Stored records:
▽
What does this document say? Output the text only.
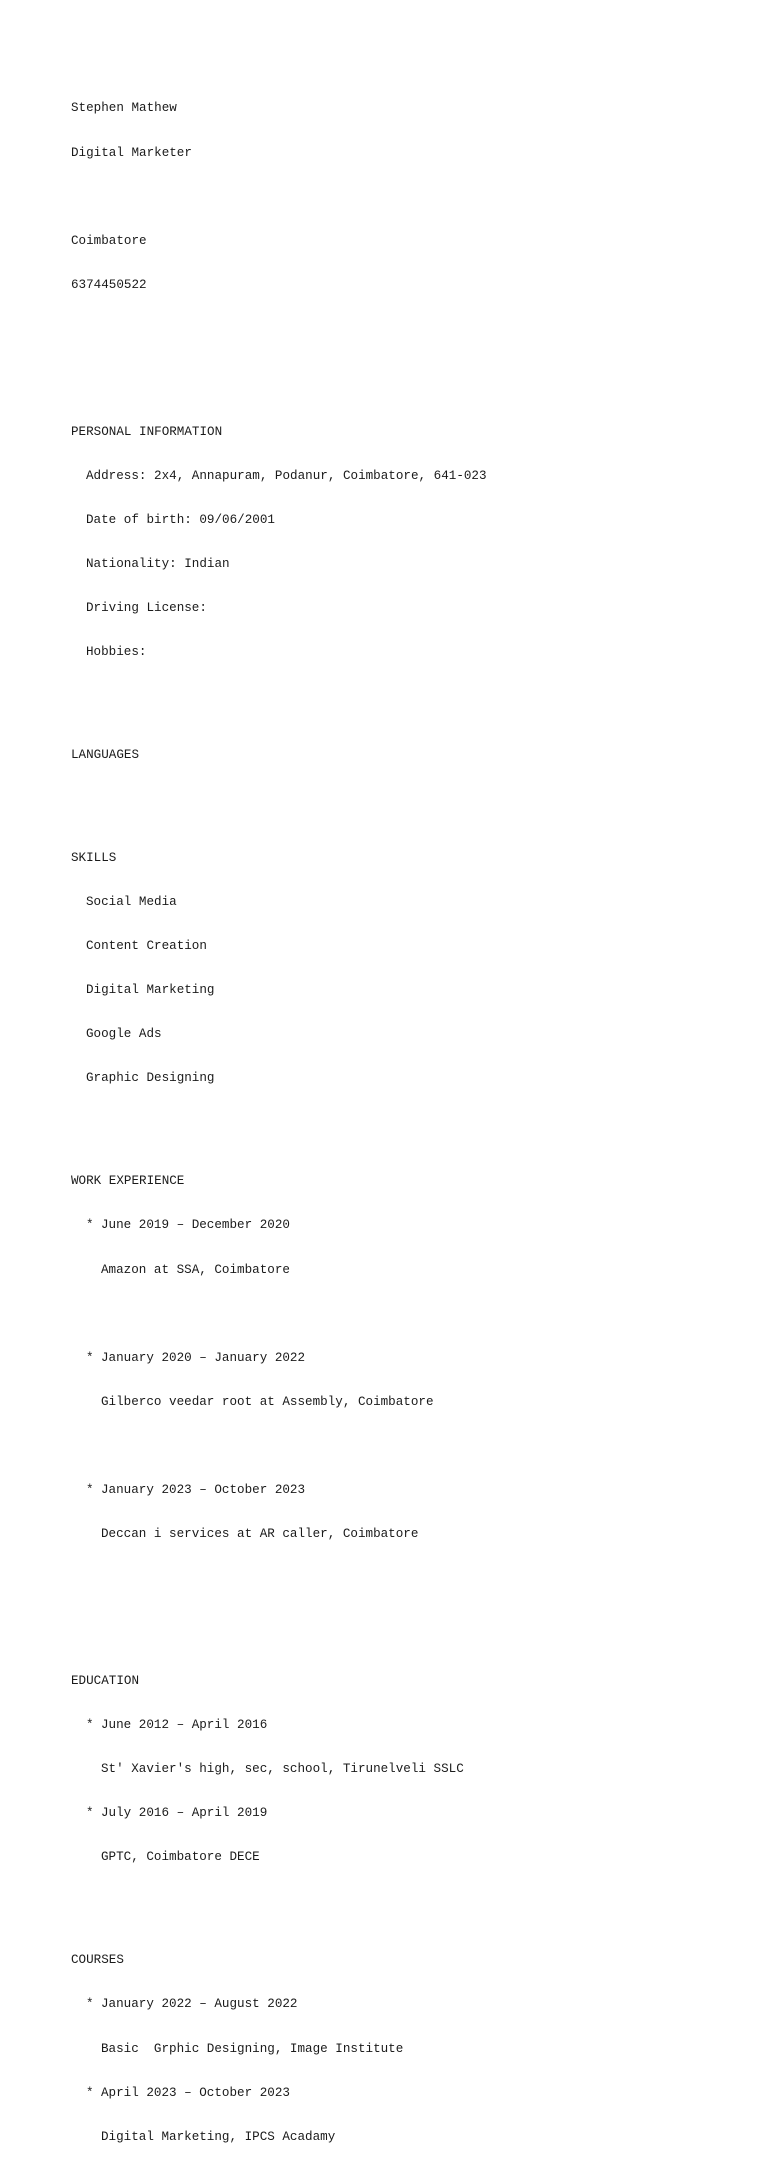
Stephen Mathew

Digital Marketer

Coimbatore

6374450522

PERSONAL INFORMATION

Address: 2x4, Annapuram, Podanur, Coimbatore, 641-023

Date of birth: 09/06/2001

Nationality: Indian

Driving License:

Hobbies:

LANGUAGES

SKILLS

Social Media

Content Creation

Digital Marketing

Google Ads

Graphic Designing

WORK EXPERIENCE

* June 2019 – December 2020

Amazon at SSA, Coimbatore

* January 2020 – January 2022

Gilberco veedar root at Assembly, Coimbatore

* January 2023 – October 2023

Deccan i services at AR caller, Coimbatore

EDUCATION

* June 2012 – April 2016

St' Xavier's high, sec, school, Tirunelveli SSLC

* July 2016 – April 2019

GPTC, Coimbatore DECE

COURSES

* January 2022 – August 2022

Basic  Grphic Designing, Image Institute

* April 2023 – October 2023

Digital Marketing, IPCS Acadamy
△
▽
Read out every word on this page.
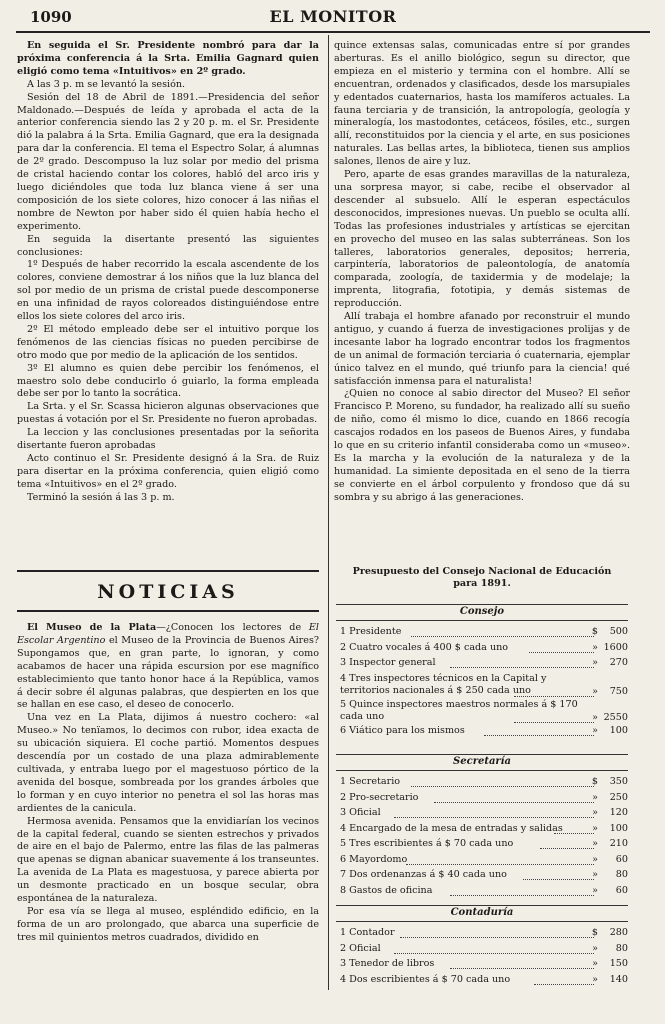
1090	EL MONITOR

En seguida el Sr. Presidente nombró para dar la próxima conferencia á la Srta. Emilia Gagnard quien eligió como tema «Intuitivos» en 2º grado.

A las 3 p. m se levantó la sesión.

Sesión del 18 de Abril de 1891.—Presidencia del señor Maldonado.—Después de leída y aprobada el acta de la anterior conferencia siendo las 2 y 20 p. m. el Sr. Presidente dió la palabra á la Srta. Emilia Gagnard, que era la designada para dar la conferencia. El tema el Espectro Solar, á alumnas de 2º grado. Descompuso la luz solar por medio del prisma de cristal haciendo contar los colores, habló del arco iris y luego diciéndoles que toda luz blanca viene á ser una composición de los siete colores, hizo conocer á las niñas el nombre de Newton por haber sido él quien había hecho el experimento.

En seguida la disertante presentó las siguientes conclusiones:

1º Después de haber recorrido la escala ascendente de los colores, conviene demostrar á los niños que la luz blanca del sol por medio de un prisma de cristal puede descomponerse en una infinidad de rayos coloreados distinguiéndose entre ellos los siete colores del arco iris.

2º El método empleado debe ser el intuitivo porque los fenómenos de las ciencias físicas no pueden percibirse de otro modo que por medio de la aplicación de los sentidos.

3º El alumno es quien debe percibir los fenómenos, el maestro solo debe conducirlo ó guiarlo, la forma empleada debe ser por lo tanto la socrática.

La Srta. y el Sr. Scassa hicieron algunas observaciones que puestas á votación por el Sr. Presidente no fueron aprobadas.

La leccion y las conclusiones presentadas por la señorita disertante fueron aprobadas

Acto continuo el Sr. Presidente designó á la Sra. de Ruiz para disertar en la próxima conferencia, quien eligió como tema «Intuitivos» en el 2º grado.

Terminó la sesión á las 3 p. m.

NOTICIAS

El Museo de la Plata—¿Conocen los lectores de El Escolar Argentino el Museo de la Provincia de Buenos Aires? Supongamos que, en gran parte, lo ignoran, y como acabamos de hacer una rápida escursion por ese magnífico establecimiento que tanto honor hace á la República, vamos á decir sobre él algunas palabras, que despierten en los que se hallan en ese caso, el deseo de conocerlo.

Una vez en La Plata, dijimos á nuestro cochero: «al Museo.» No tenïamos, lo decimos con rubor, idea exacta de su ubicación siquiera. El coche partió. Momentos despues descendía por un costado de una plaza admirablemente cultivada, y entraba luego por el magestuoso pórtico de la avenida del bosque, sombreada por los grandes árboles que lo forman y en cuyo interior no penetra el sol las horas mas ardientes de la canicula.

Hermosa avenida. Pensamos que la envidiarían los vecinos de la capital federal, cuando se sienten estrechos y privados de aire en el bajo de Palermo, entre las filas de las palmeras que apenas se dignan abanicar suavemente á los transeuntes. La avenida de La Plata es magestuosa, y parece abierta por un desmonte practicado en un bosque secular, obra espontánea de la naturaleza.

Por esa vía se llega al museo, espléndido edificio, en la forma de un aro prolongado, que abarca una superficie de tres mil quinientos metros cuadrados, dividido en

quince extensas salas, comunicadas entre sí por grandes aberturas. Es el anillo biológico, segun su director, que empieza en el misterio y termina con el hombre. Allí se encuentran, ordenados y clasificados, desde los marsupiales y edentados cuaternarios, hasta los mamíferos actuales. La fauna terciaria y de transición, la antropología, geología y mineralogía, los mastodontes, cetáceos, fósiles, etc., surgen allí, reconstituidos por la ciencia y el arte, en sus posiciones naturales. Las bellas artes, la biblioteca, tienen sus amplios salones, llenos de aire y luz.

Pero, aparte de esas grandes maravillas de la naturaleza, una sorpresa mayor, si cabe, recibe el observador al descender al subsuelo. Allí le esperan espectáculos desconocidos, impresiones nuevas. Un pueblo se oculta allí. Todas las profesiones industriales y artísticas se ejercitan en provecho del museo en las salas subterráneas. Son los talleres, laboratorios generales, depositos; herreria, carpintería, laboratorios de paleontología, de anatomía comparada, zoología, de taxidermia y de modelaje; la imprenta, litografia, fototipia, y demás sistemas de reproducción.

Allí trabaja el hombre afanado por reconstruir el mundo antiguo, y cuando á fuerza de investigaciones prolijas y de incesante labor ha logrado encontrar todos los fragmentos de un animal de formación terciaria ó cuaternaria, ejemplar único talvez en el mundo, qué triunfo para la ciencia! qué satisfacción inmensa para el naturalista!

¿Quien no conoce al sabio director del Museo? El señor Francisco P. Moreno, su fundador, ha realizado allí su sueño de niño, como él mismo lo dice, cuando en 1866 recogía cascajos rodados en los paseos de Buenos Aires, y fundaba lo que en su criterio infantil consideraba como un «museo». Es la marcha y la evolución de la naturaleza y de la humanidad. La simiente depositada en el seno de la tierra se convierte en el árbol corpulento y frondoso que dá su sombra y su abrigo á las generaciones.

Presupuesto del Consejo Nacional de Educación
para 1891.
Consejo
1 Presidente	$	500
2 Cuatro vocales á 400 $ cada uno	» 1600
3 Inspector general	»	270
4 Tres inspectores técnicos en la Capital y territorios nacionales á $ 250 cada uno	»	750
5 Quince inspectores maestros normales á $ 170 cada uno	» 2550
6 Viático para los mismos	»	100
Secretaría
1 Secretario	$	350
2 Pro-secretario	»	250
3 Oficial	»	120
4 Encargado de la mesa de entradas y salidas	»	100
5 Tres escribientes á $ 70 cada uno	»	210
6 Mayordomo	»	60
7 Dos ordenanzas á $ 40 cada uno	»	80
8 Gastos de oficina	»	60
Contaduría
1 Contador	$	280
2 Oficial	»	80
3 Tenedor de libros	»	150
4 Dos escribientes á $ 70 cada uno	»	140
△
• Exercise goal: From the entries above, copy out every line where the string "avenida" appears.

• Output of the task:
Una vez en La Plata, dijimos á nuestro cochero: «al Museo.» No tenïamos, lo decimos con rubor, idea exacta de su ubicación siquiera. El coche partió. Momentos despues descendía por un costado de una plaza admirablemente cultivada, y entraba luego por el magestuoso pórtico de la avenida del bosque, sombreada por los grandes árboles que lo forman y en cuyo interior no penetra el sol las horas mas ardientes de la canicula.
Hermosa avenida. Pensamos que la envidiarían los vecinos de la capital federal, cuando se sienten estrechos y privados de aire en el bajo de Palermo, entre las filas de las palmeras que apenas se dignan abanicar suavemente á los transeuntes. La avenida de La Plata es magestuosa, y parece abierta por un desmonte practicado en un bosque secular, obra espontánea de la naturaleza.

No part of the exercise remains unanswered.